Task description ::
Look below and pull out each line with the word "holding".

Dataset records
##########

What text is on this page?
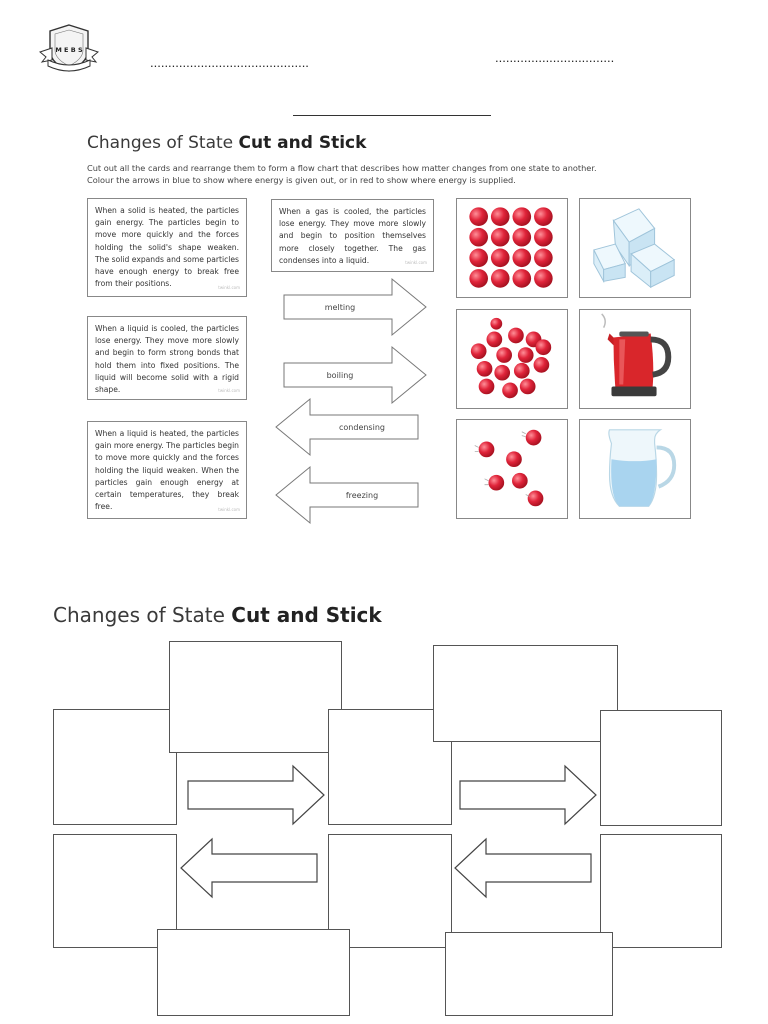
M E B S
............................................	.................................
Changes of State Cut and Stick
Cut out all the cards and rearrange them to form a flow chart that describes how matter changes from one state to another.
Colour the arrows in blue to show where energy is given out, or in red to show where energy is supplied.
When a solid is heated, the particles gain energy. The particles begin to move more quickly and the forces holding the solid's shape weaken. The solid expands and some particles have enough energy to break free from their positions.	twinkl.com
When a gas is cooled, the particles lose energy. They move more slowly and begin to position themselves more closely together. The gas condenses into a liquid.	twinkl.com
When a liquid is cooled, the particles lose energy. They move more slowly and begin to form strong bonds that hold them into fixed positions. The liquid will become solid with a rigid shape.	twinkl.com
When a liquid is heated, the particles gain more energy. The particles begin to move more quickly and the forces holding the liquid weaken. When the particles gain enough energy at certain temperatures, they break free.	twinkl.com
melting
boiling
condensing
freezing
Changes of State Cut and Stick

##########

Solution to this task ::
When a solid is heated, the particles gain energy. The particles begin to move more quickly and the forces holding the solid's shape weaken. The solid expands and some particles have enough energy to break free from their positions.	twinkl.com
When a liquid is heated, the particles gain more energy. The particles begin to move more quickly and the forces holding the liquid weaken. When the particles gain enough energy at certain temperatures, they break free.	twinkl.com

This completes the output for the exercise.